**Task to complete**
Each record below should appear again exactly as written.

[Items from a data source]
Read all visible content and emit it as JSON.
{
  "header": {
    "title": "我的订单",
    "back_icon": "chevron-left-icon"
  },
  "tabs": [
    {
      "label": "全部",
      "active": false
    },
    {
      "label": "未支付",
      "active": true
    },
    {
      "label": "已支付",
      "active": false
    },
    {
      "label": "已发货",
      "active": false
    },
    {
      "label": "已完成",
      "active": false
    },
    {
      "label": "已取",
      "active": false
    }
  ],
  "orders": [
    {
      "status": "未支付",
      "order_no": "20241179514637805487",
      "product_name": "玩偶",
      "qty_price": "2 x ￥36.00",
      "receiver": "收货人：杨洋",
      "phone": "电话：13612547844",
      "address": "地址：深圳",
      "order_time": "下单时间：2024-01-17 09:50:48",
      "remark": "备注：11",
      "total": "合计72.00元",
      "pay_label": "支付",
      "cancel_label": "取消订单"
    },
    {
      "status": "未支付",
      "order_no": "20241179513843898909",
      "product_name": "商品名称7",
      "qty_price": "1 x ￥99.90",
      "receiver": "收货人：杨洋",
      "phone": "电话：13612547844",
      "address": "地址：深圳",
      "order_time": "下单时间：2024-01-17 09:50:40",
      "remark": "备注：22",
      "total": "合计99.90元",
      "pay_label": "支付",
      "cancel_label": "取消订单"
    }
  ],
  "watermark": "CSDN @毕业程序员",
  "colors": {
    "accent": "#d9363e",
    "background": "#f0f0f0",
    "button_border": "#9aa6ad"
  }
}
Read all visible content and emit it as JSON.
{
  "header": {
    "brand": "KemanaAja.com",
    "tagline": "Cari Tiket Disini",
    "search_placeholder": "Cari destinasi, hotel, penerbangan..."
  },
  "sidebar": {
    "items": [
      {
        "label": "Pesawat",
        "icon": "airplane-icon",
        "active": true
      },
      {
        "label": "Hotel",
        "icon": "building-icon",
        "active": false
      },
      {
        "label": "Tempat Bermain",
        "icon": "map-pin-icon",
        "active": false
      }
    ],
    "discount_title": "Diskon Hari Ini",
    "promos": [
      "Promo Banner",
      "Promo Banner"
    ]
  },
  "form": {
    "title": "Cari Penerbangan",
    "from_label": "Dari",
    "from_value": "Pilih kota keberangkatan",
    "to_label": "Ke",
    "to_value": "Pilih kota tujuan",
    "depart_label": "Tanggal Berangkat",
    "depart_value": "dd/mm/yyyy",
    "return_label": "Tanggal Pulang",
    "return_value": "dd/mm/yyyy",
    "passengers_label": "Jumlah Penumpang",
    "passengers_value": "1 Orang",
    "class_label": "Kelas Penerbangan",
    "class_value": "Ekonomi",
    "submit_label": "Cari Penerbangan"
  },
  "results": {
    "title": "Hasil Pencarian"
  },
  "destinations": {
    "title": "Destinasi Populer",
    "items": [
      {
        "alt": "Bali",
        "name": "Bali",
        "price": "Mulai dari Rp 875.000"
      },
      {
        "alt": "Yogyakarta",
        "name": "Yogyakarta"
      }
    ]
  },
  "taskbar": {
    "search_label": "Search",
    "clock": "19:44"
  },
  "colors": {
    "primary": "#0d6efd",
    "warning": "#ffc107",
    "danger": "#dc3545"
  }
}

**Finished exercise**
Read all visible content and emit it as JSON.
{
  "header": {
    "title": "我的订单",
    "back_icon": "chevron-left-icon"
  },
  "tabs": [
    {
      "label": "全部",
      "active": false
    },
    {
      "label": "未支付",
      "active": true
    },
    {
      "label": "已支付",
      "active": false
    },
    {
      "label": "已发货",
      "active": false
    },
    {
      "label": "已完成",
      "active": false
    },
    {
      "label": "已取",
      "active": false
    }
  ],
  "orders": [
    {
      "status": "未支付",
      "order_no": "20241179514637805487",
      "product_name": "玩偶",
      "qty_price": "2 x ￥36.00",
      "receiver": "收货人：杨洋",
      "phone": "电话：13612547844",
      "address": "地址：深圳",
      "order_time": "下单时间：2024-01-17 09:50:48",
      "remark": "备注：11",
      "total": "合计72.00元",
      "pay_label": "支付",
      "cancel_label": "取消订单"
    },
    {
      "status": "未支付",
      "order_no": "20241179513843898909",
      "product_name": "商品名称7",
      "qty_price": "1 x ￥99.90",
      "receiver": "收货人：杨洋",
      "phone": "电话：13612547844",
      "address": "地址：深圳",
      "order_time": "下单时间：2024-01-17 09:50:40",
      "remark": "备注：22",
      "total": "合计99.90元",
      "pay_label": "支付",
      "cancel_label": "取消订单"
    }
  ],
  "watermark": "CSDN @毕业程序员",
  "colors": {
    "accent": "#d9363e",
    "background": "#f0f0f0",
    "button_border": "#9aa6ad"
  }
}
Read all visible content and emit it as JSON.
{
  "header": {
    "brand": "KemanaAja.com",
    "tagline": "Cari Tiket Disini",
    "search_placeholder": "Cari destinasi, hotel, penerbangan..."
  },
  "sidebar": {
    "items": [
      {
        "label": "Pesawat",
        "icon": "airplane-icon",
        "active": true
      },
      {
        "label": "Hotel",
        "icon": "building-icon",
        "active": false
      },
      {
        "label": "Tempat Bermain",
        "icon": "map-pin-icon",
        "active": false
      }
    ],
    "discount_title": "Diskon Hari Ini",
    "promos": [
      "Promo Banner",
      "Promo Banner"
    ]
  },
  "form": {
    "title": "Cari Penerbangan",
    "from_label": "Dari",
    "from_value": "Pilih kota keberangkatan",
    "to_label": "Ke",
    "to_value": "Pilih kota tujuan",
    "depart_label": "Tanggal Berangkat",
    "depart_value": "dd/mm/yyyy",
    "return_label": "Tanggal Pulang",
    "return_value": "dd/mm/yyyy",
    "passengers_label": "Jumlah Penumpang",
    "passengers_value": "1 Orang",
    "class_label": "Kelas Penerbangan",
    "class_value": "Ekonomi",
    "submit_label": "Cari Penerbangan"
  },
  "results": {
    "title": "Hasil Pencarian"
  },
  "destinations": {
    "title": "Destinasi Populer",
    "items": [
      {
        "alt": "Bali",
        "name": "Bali",
        "price": "Mulai dari Rp 875.000"
      },
      {
        "alt": "Yogyakarta",
        "name": "Yogyakarta"
      }
    ]
  },
  "taskbar": {
    "search_label": "Search",
    "clock": "19:44"
  },
  "colors": {
    "primary": "#0d6efd",
    "warning": "#ffc107",
    "danger": "#dc3545"
  }
}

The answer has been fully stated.